⟨

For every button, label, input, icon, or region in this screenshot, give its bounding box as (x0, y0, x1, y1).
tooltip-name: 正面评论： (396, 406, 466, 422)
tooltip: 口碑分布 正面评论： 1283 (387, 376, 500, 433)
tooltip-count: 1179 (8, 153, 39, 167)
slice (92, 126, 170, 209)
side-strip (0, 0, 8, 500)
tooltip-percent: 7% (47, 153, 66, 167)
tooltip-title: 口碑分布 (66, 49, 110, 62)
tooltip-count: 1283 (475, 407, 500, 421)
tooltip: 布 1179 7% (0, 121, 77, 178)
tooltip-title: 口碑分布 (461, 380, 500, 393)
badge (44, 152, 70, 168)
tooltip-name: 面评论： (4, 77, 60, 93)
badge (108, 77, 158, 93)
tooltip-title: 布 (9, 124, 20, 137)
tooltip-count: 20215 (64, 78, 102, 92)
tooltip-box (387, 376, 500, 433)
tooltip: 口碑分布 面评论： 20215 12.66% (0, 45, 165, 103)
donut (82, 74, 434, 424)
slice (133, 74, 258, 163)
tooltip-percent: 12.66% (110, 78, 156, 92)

⟩

**Ejercicio breve**: Cite literalmente todas las líneas del listado anterior, sin omitir ni alterar ninguna.

**Solución**:
For every button, label, input, icon, or region in this screenshot, give its bounding box as (x0, y0, x1, y1).
tooltip-name: 正面评论： (396, 406, 466, 422)
tooltip: 口碑分布 正面评论： 1283 (387, 376, 500, 433)
tooltip-count: 1179 (8, 153, 39, 167)
slice (92, 126, 170, 209)
side-strip (0, 0, 8, 500)
tooltip-percent: 7% (47, 153, 66, 167)
tooltip-title: 口碑分布 (66, 49, 110, 62)
tooltip-count: 1283 (475, 407, 500, 421)
tooltip: 布 1179 7% (0, 121, 77, 178)
tooltip-title: 口碑分布 (461, 380, 500, 393)
badge (44, 152, 70, 168)
tooltip-name: 面评论： (4, 77, 60, 93)
badge (108, 77, 158, 93)
tooltip-title: 布 (9, 124, 20, 137)
tooltip-count: 20215 (64, 78, 102, 92)
tooltip-box (387, 376, 500, 433)
tooltip: 口碑分布 面评论： 20215 12.66% (0, 45, 165, 103)
donut (82, 74, 434, 424)
slice (133, 74, 258, 163)
tooltip-percent: 12.66% (110, 78, 156, 92)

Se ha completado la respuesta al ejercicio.